• [Task to complete] Search the listing below for the word "Rights" and copy each line that holds it.

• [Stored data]
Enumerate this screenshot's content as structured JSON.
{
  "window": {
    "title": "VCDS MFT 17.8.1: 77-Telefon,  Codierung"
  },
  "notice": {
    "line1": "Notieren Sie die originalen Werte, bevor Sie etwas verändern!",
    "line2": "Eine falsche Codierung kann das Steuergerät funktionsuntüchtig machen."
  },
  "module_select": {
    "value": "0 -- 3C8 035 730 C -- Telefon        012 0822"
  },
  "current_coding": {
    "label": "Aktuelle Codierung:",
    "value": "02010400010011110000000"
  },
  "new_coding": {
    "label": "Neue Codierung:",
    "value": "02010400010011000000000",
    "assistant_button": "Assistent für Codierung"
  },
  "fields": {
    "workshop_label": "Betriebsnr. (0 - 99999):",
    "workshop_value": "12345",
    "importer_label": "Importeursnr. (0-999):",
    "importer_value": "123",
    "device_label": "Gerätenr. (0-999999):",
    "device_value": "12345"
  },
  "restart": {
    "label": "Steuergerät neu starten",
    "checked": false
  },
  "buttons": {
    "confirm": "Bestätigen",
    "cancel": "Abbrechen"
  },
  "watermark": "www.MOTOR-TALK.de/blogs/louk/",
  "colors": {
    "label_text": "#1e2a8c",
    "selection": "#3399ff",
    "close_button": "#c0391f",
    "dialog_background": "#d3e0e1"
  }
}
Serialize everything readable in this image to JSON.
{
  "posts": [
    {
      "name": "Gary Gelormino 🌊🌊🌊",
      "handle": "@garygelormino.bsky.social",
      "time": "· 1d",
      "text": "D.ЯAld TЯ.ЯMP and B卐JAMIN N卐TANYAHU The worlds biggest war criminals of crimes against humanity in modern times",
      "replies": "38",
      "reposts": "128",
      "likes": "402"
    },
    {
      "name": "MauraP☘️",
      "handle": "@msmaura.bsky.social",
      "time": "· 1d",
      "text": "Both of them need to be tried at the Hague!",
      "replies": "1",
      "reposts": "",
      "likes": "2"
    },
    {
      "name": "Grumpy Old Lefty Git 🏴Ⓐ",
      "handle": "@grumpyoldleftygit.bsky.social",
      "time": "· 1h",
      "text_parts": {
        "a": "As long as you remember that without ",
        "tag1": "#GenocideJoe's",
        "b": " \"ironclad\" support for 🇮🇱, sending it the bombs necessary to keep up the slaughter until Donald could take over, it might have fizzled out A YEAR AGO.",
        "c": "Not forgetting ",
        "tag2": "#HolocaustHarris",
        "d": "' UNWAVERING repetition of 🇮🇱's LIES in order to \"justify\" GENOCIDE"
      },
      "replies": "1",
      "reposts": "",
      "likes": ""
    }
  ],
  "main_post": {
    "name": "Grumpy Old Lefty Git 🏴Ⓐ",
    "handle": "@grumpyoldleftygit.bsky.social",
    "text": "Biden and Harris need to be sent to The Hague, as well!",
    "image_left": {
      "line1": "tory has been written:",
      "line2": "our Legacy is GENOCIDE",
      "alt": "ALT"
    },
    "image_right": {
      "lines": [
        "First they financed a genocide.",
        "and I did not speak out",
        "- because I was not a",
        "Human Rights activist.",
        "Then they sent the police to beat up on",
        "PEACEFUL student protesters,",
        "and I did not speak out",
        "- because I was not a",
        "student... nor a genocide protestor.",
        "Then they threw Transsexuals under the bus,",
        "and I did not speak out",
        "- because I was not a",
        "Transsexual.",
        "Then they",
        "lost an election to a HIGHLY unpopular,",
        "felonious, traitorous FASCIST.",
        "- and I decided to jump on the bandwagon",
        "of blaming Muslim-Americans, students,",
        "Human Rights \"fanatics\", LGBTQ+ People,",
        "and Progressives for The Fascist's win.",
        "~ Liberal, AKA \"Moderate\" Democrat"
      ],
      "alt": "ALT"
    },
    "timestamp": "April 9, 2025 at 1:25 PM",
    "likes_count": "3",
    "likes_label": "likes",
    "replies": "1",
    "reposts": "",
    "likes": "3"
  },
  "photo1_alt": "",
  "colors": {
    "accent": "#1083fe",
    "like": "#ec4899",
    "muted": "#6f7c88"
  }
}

• [Answer to the task]
        "Human Rights activist.",
        "Human Rights \"fanatics\", LGBTQ+ People,",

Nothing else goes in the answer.